[The task]
Your copy of the material below should match it exactly, except that it holds no pictures.

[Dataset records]
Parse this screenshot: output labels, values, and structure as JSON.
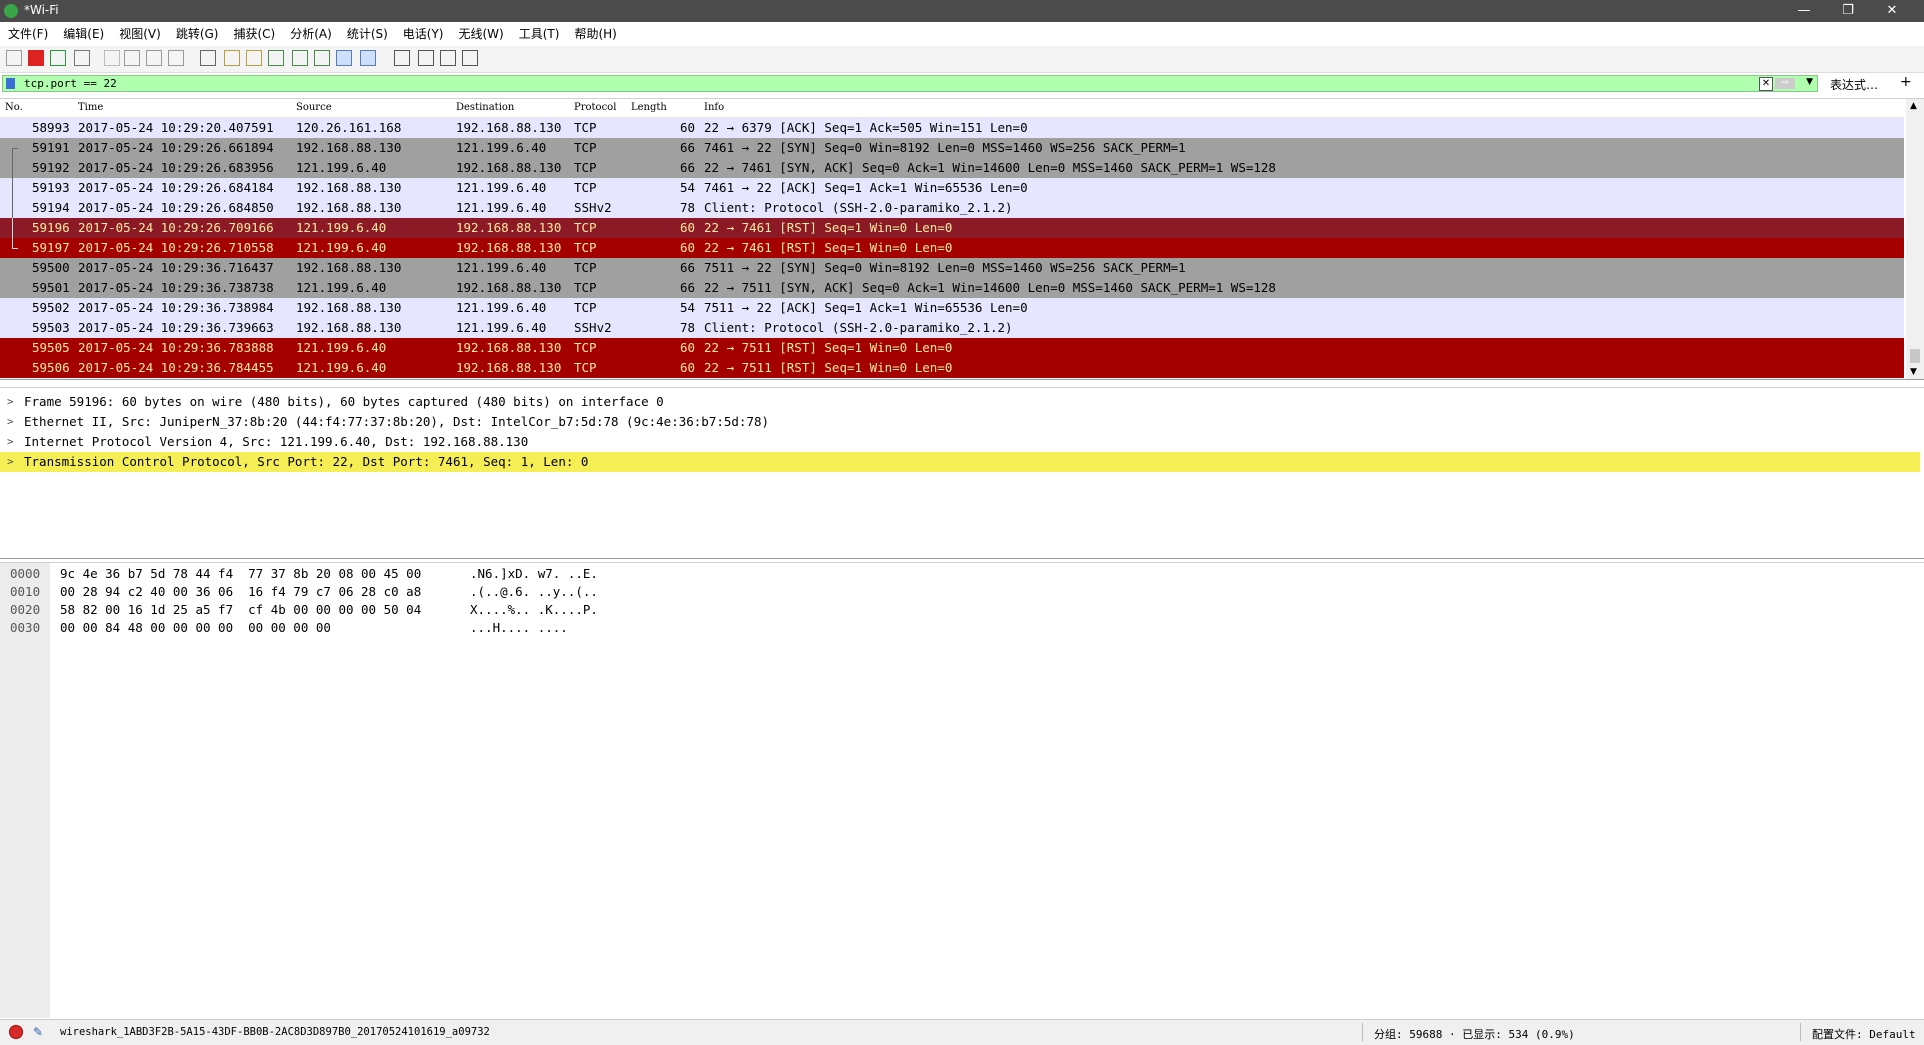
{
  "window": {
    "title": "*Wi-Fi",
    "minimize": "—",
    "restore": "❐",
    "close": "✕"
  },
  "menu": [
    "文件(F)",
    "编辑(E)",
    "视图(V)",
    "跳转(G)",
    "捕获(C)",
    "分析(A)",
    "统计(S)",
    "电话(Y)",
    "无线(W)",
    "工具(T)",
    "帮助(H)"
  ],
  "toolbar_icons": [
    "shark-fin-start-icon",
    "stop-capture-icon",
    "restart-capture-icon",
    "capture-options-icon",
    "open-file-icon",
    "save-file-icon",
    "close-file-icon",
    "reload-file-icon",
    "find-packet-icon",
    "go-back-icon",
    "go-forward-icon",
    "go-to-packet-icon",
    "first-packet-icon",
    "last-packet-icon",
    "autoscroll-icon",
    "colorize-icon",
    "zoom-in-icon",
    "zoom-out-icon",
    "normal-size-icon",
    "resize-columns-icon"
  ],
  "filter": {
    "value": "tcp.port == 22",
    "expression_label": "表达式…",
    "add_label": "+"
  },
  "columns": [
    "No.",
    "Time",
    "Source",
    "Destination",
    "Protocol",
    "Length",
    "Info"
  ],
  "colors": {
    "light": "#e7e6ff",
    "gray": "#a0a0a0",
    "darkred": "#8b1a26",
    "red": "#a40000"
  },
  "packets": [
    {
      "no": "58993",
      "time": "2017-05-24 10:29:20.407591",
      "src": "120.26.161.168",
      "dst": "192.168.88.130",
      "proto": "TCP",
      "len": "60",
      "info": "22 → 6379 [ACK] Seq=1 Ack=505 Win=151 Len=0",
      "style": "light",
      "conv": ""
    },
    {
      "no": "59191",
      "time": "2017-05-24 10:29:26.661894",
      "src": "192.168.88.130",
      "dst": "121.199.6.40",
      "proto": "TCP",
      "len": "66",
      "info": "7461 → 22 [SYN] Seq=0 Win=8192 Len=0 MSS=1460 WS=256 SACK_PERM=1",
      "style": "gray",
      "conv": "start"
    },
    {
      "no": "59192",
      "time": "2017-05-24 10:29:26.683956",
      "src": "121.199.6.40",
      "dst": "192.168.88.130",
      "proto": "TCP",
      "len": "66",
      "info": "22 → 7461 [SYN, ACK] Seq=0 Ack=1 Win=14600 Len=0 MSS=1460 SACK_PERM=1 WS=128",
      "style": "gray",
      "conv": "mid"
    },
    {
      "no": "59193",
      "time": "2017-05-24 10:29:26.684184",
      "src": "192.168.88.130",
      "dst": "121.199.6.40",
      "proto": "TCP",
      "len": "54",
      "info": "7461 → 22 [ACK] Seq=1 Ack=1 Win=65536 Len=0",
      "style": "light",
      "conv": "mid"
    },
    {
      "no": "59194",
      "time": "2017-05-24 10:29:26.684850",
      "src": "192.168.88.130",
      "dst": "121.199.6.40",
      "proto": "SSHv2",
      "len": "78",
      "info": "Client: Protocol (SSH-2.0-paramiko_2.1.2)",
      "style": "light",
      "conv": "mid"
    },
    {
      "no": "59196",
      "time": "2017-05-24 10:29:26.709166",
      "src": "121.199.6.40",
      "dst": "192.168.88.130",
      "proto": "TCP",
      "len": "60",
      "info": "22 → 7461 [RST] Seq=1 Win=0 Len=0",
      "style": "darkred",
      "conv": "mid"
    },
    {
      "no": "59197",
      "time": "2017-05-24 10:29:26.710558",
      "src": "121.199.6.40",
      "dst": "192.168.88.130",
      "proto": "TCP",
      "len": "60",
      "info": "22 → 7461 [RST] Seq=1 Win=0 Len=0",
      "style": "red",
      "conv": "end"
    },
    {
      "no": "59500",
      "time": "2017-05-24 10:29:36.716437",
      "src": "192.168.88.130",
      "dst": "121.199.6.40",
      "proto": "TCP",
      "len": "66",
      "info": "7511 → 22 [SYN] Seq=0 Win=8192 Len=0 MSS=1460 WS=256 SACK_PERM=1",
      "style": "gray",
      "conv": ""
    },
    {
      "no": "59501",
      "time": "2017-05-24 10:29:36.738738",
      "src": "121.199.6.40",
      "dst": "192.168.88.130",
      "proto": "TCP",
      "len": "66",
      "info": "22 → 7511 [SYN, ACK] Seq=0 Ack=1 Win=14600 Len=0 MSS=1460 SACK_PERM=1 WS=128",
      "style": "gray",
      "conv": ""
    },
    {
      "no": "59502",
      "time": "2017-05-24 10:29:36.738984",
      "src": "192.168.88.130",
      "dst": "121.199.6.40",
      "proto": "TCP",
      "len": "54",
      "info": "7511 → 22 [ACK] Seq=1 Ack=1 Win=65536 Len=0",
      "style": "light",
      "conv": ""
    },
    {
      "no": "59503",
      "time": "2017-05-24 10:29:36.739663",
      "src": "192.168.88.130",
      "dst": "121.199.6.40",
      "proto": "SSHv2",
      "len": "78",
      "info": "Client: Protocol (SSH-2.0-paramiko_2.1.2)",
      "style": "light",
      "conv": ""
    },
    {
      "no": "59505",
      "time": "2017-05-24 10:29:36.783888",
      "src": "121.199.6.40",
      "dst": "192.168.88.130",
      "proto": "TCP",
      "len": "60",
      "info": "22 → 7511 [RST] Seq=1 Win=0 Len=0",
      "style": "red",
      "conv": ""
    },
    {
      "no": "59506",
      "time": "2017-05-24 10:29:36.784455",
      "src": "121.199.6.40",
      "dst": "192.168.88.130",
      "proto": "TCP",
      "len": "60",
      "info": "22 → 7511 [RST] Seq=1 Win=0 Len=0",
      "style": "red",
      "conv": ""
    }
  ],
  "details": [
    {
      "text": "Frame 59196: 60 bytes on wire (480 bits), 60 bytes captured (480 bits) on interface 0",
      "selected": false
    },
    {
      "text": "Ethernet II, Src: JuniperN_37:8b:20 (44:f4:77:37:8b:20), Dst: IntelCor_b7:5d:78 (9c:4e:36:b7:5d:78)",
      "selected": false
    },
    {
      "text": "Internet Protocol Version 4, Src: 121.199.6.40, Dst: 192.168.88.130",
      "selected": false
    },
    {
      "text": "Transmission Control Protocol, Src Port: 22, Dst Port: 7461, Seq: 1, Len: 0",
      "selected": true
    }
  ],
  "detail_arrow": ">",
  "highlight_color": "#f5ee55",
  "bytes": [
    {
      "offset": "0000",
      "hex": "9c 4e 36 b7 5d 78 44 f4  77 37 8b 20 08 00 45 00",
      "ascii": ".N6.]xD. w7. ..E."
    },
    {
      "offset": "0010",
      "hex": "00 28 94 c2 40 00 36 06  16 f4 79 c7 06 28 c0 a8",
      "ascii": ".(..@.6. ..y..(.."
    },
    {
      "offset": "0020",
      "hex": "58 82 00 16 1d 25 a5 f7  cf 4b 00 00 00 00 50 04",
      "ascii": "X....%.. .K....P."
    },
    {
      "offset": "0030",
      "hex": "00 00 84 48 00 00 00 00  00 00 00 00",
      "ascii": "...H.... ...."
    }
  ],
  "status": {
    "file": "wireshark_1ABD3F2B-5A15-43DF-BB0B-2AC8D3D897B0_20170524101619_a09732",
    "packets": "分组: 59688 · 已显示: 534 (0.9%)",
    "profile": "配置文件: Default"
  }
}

[Output of the task]
Parse this screenshot: output labels, values, and structure as JSON.
{
  "window": {
    "title": "*Wi-Fi",
    "minimize": "—",
    "restore": "❐",
    "close": "✕"
  },
  "menu": [
    "文件(F)",
    "编辑(E)",
    "视图(V)",
    "跳转(G)",
    "捕获(C)",
    "分析(A)",
    "统计(S)",
    "电话(Y)",
    "无线(W)",
    "工具(T)",
    "帮助(H)"
  ],
  "toolbar_icons": [
    "shark-fin-start-icon",
    "stop-capture-icon",
    "restart-capture-icon",
    "capture-options-icon",
    "open-file-icon",
    "save-file-icon",
    "close-file-icon",
    "reload-file-icon",
    "find-packet-icon",
    "go-back-icon",
    "go-forward-icon",
    "go-to-packet-icon",
    "first-packet-icon",
    "last-packet-icon",
    "autoscroll-icon",
    "colorize-icon",
    "zoom-in-icon",
    "zoom-out-icon",
    "normal-size-icon",
    "resize-columns-icon"
  ],
  "filter": {
    "value": "tcp.port == 22",
    "expression_label": "表达式…",
    "add_label": "+"
  },
  "columns": [
    "No.",
    "Time",
    "Source",
    "Destination",
    "Protocol",
    "Length",
    "Info"
  ],
  "colors": {
    "light": "#e7e6ff",
    "gray": "#a0a0a0",
    "darkred": "#8b1a26",
    "red": "#a40000"
  },
  "packets": [
    {
      "no": "58993",
      "time": "2017-05-24 10:29:20.407591",
      "src": "120.26.161.168",
      "dst": "192.168.88.130",
      "proto": "TCP",
      "len": "60",
      "info": "22 → 6379 [ACK] Seq=1 Ack=505 Win=151 Len=0",
      "style": "light",
      "conv": ""
    },
    {
      "no": "59191",
      "time": "2017-05-24 10:29:26.661894",
      "src": "192.168.88.130",
      "dst": "121.199.6.40",
      "proto": "TCP",
      "len": "66",
      "info": "7461 → 22 [SYN] Seq=0 Win=8192 Len=0 MSS=1460 WS=256 SACK_PERM=1",
      "style": "gray",
      "conv": "start"
    },
    {
      "no": "59192",
      "time": "2017-05-24 10:29:26.683956",
      "src": "121.199.6.40",
      "dst": "192.168.88.130",
      "proto": "TCP",
      "len": "66",
      "info": "22 → 7461 [SYN, ACK] Seq=0 Ack=1 Win=14600 Len=0 MSS=1460 SACK_PERM=1 WS=128",
      "style": "gray",
      "conv": "mid"
    },
    {
      "no": "59193",
      "time": "2017-05-24 10:29:26.684184",
      "src": "192.168.88.130",
      "dst": "121.199.6.40",
      "proto": "TCP",
      "len": "54",
      "info": "7461 → 22 [ACK] Seq=1 Ack=1 Win=65536 Len=0",
      "style": "light",
      "conv": "mid"
    },
    {
      "no": "59194",
      "time": "2017-05-24 10:29:26.684850",
      "src": "192.168.88.130",
      "dst": "121.199.6.40",
      "proto": "SSHv2",
      "len": "78",
      "info": "Client: Protocol (SSH-2.0-paramiko_2.1.2)",
      "style": "light",
      "conv": "mid"
    },
    {
      "no": "59196",
      "time": "2017-05-24 10:29:26.709166",
      "src": "121.199.6.40",
      "dst": "192.168.88.130",
      "proto": "TCP",
      "len": "60",
      "info": "22 → 7461 [RST] Seq=1 Win=0 Len=0",
      "style": "darkred",
      "conv": "mid"
    },
    {
      "no": "59197",
      "time": "2017-05-24 10:29:26.710558",
      "src": "121.199.6.40",
      "dst": "192.168.88.130",
      "proto": "TCP",
      "len": "60",
      "info": "22 → 7461 [RST] Seq=1 Win=0 Len=0",
      "style": "red",
      "conv": "end"
    },
    {
      "no": "59500",
      "time": "2017-05-24 10:29:36.716437",
      "src": "192.168.88.130",
      "dst": "121.199.6.40",
      "proto": "TCP",
      "len": "66",
      "info": "7511 → 22 [SYN] Seq=0 Win=8192 Len=0 MSS=1460 WS=256 SACK_PERM=1",
      "style": "gray",
      "conv": ""
    },
    {
      "no": "59501",
      "time": "2017-05-24 10:29:36.738738",
      "src": "121.199.6.40",
      "dst": "192.168.88.130",
      "proto": "TCP",
      "len": "66",
      "info": "22 → 7511 [SYN, ACK] Seq=0 Ack=1 Win=14600 Len=0 MSS=1460 SACK_PERM=1 WS=128",
      "style": "gray",
      "conv": ""
    },
    {
      "no": "59502",
      "time": "2017-05-24 10:29:36.738984",
      "src": "192.168.88.130",
      "dst": "121.199.6.40",
      "proto": "TCP",
      "len": "54",
      "info": "7511 → 22 [ACK] Seq=1 Ack=1 Win=65536 Len=0",
      "style": "light",
      "conv": ""
    },
    {
      "no": "59503",
      "time": "2017-05-24 10:29:36.739663",
      "src": "192.168.88.130",
      "dst": "121.199.6.40",
      "proto": "SSHv2",
      "len": "78",
      "info": "Client: Protocol (SSH-2.0-paramiko_2.1.2)",
      "style": "light",
      "conv": ""
    },
    {
      "no": "59505",
      "time": "2017-05-24 10:29:36.783888",
      "src": "121.199.6.40",
      "dst": "192.168.88.130",
      "proto": "TCP",
      "len": "60",
      "info": "22 → 7511 [RST] Seq=1 Win=0 Len=0",
      "style": "red",
      "conv": ""
    },
    {
      "no": "59506",
      "time": "2017-05-24 10:29:36.784455",
      "src": "121.199.6.40",
      "dst": "192.168.88.130",
      "proto": "TCP",
      "len": "60",
      "info": "22 → 7511 [RST] Seq=1 Win=0 Len=0",
      "style": "red",
      "conv": ""
    }
  ],
  "details": [
    {
      "text": "Frame 59196: 60 bytes on wire (480 bits), 60 bytes captured (480 bits) on interface 0",
      "selected": false
    },
    {
      "text": "Ethernet II, Src: JuniperN_37:8b:20 (44:f4:77:37:8b:20), Dst: IntelCor_b7:5d:78 (9c:4e:36:b7:5d:78)",
      "selected": false
    },
    {
      "text": "Internet Protocol Version 4, Src: 121.199.6.40, Dst: 192.168.88.130",
      "selected": false
    },
    {
      "text": "Transmission Control Protocol, Src Port: 22, Dst Port: 7461, Seq: 1, Len: 0",
      "selected": true
    }
  ],
  "detail_arrow": ">",
  "highlight_color": "#f5ee55",
  "bytes": [
    {
      "offset": "0000",
      "hex": "9c 4e 36 b7 5d 78 44 f4  77 37 8b 20 08 00 45 00",
      "ascii": ".N6.]xD. w7. ..E."
    },
    {
      "offset": "0010",
      "hex": "00 28 94 c2 40 00 36 06  16 f4 79 c7 06 28 c0 a8",
      "ascii": ".(..@.6. ..y..(.."
    },
    {
      "offset": "0020",
      "hex": "58 82 00 16 1d 25 a5 f7  cf 4b 00 00 00 00 50 04",
      "ascii": "X....%.. .K....P."
    },
    {
      "offset": "0030",
      "hex": "00 00 84 48 00 00 00 00  00 00 00 00",
      "ascii": "...H.... ...."
    }
  ],
  "status": {
    "file": "wireshark_1ABD3F2B-5A15-43DF-BB0B-2AC8D3D897B0_20170524101619_a09732",
    "packets": "分组: 59688 · 已显示: 534 (0.9%)",
    "profile": "配置文件: Default"
  }
}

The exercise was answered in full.